• DIRECTIVE 1
From the video game forum posts below, copy the passage between "The same thing" and "in Second Life.", inclusive, with no changes.
• DIRECTIVE 2
Answer these questions using the video game forum posts below:
(a) Which multiplayer project does the text name as a place Uru players migrated to?
(b) Which game does one poster say they finished?
(c) What was one poster's first and only direct encounter with SMT?

• SOURCE
:::::
The same thing sort of happened to me. I got a good bit into what I guess would be the post game and I had no real grasp on how deep it was gonna go and hence with no real goal to work towards or idea how much I had left in front of me my desire to press forward just kinda evaporated. Coulda been ten levels left, coulda been a hundred, and I’d rather not risk growing to hate the game to find out.
There’s some great academic research on the migration of Uru players to other large-scale multiplayer projects like Second Life where they were somewhat like refugees searching for a home once the game was closed down. They even got treated like unwanted immigrants in Second Life.
i changed my mind, 7th guest is a bad game lol
i do enjoy the transitions and some of the acting is hilarious and the music is pretty dank but holy shit that thing is a terrible slog
i give it credit for having some nice brain teaser puzzles including a few chess puzzles, thumbs up on those, but yeah this game is fucked to actually play
I finished Banner Saga 1
You see, what happened was the quest item that I needed to use on the boss was buried in the techniques menu, whereas I was just using regular attack lol oops
Compared to Organ Trail and Hyperspace Deliver Service, I like this more as far as the travelling from point a to b genre goes
The battle system is still poorly thought out but I made it fun
*** on the Ebert scale
My first and only encounter with SMT directly was Tokyo Mirage Sessions #FE. I found it to be a dull and inflexible affair that never really got going and I dropped off it after I think the second dungeon. By the great wisdom of SB have been steered towards playing SMT3: Nocturne which I had very little knowledge of going in but was intrigued by.
:::::
• RECORDS SHOWN

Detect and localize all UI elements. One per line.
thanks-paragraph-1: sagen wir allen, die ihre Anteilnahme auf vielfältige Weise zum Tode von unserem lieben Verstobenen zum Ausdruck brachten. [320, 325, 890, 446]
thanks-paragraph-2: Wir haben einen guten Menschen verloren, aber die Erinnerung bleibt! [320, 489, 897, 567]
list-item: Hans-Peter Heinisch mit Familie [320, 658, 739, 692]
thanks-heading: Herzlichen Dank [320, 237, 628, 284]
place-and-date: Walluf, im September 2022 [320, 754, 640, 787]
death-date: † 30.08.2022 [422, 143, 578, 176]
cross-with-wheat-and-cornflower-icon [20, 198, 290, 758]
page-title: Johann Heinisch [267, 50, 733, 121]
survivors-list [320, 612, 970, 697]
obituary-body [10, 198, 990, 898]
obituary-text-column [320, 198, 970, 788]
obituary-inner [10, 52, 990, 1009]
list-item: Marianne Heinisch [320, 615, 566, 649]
:::::
• WORKED ANSWER 1
The same thing sort of happened to me. I got a good bit into what I guess would be the post game and I had no real grasp on how deep it was gonna go and hence with no real goal to work towards or idea how much I had left in front of me my desire to press forward just kinda evaporated. Coulda been ten levels left, coulda been a hundred, and I’d rather not risk growing to hate the game to find out.
There’s some great academic research on the migration of Uru players to other large-scale multiplayer projects like Second Life where they were somewhat like refugees searching for a home once the game was closed down. They even got treated like unwanted immigrants in Second Life.

• WORKED ANSWER 2
(a) Second Life
(b) Banner Saga 1
(c) Tokyo Mirage Sessions #FE